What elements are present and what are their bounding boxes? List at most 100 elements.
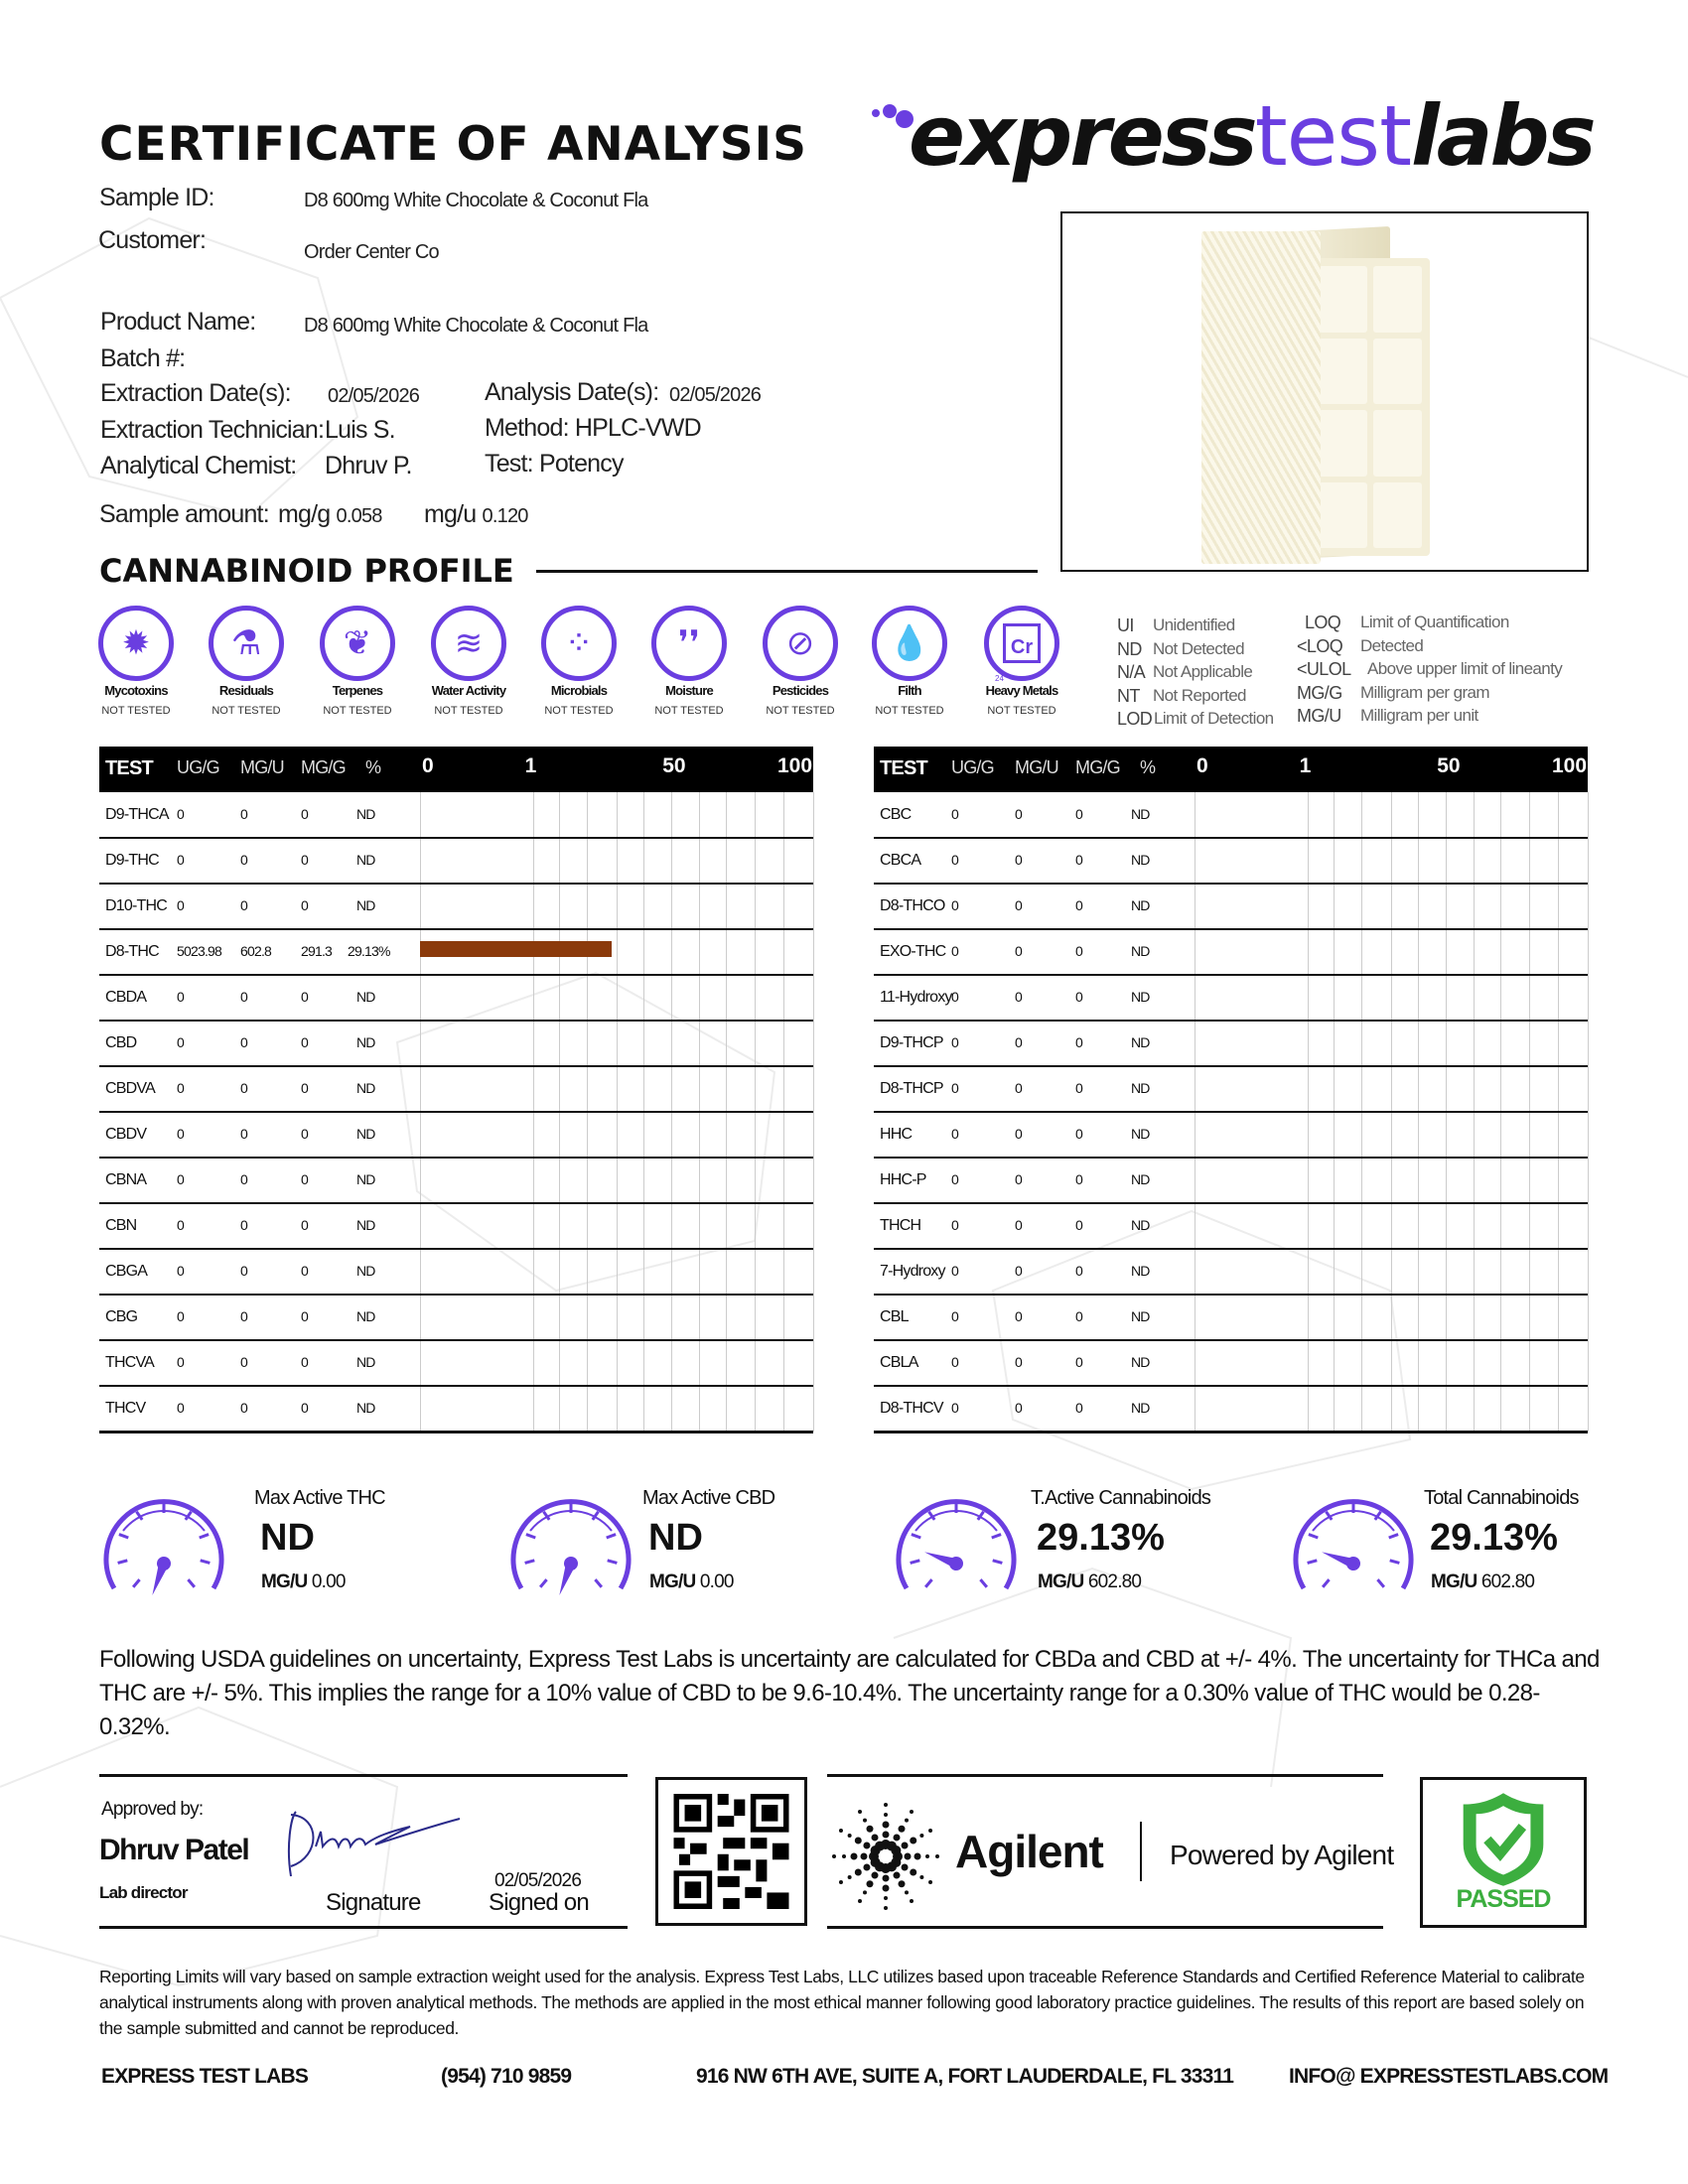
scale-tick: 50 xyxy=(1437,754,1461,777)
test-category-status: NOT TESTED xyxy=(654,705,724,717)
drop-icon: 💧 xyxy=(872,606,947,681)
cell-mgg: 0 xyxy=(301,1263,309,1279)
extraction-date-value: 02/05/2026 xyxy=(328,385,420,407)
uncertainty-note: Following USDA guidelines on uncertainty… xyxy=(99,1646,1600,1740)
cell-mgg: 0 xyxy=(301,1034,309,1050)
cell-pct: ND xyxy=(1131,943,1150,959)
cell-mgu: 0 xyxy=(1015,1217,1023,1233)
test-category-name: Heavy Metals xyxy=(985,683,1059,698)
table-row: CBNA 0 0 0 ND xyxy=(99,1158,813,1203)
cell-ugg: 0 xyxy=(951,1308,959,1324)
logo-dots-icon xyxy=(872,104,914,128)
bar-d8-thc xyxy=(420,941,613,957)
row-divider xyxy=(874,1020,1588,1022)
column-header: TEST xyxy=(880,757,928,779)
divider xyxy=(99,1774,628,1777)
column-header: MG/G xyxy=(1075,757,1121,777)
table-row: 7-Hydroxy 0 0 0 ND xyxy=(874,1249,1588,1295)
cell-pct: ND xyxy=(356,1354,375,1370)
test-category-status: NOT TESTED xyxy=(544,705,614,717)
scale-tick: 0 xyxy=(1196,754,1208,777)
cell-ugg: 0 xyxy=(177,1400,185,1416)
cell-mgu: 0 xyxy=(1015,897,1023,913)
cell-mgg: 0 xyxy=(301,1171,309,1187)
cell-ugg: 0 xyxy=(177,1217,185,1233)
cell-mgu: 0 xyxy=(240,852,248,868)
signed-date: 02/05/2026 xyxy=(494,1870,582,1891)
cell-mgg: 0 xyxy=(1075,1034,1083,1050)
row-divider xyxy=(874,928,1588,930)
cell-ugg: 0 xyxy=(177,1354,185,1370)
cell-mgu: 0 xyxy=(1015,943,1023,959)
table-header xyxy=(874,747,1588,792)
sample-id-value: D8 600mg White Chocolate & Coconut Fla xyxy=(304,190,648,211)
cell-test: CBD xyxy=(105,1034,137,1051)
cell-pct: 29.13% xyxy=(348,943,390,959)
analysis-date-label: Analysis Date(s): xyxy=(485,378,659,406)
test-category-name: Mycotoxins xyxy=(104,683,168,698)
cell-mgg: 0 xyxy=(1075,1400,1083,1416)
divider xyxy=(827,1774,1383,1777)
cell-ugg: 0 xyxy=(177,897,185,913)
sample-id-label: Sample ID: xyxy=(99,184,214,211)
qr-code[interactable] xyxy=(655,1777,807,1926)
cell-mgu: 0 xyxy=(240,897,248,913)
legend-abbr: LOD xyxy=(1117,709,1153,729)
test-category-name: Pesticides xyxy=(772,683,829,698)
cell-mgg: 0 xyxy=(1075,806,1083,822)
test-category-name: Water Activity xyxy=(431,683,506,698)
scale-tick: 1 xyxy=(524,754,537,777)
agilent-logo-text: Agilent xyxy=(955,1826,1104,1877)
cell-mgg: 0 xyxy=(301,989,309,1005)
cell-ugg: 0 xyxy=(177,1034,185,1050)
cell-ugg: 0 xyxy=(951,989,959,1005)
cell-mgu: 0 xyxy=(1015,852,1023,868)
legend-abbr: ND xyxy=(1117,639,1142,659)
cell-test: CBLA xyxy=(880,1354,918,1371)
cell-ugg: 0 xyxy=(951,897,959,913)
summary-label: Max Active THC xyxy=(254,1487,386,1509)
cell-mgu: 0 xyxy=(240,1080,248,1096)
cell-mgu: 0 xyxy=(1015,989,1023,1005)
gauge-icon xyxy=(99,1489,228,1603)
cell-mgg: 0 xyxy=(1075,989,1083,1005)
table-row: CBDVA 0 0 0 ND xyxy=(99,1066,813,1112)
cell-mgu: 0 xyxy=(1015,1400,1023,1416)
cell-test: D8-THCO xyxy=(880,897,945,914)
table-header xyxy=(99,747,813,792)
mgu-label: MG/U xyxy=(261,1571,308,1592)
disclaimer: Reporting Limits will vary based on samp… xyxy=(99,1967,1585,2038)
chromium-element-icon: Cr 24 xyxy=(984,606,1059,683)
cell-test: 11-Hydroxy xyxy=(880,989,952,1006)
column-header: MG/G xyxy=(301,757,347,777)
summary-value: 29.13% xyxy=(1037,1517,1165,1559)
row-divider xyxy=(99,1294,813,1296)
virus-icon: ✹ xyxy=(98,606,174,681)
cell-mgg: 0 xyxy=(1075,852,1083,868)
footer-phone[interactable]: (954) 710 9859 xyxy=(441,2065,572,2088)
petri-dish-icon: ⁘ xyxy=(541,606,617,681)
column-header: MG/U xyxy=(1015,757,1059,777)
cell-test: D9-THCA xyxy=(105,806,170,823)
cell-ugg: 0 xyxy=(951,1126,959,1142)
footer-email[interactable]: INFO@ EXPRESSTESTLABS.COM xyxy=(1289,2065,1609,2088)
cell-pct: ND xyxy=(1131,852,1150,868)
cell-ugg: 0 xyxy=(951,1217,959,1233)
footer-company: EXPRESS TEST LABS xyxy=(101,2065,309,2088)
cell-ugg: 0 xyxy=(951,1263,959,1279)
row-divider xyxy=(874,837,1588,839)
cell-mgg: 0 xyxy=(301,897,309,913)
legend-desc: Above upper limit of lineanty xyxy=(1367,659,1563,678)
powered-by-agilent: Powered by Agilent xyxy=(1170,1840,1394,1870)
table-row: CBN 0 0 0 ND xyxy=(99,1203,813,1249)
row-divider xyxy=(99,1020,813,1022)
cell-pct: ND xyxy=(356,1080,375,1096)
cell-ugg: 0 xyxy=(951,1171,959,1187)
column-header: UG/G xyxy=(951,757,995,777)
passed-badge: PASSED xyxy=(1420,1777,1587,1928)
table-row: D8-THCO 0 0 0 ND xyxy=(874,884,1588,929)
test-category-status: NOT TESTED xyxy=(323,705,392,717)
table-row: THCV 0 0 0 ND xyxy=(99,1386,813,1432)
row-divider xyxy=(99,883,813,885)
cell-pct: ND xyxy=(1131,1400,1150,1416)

• **Action item**: Read the data above and pull out each line that holds the string "footer".

• **Task solution**:
footer-phone[interactable]: (954) 710 9859 xyxy=(441,2065,572,2088)
footer-email[interactable]: INFO@ EXPRESSTESTLABS.COM xyxy=(1289,2065,1609,2088)
footer-company: EXPRESS TEST LABS xyxy=(101,2065,309,2088)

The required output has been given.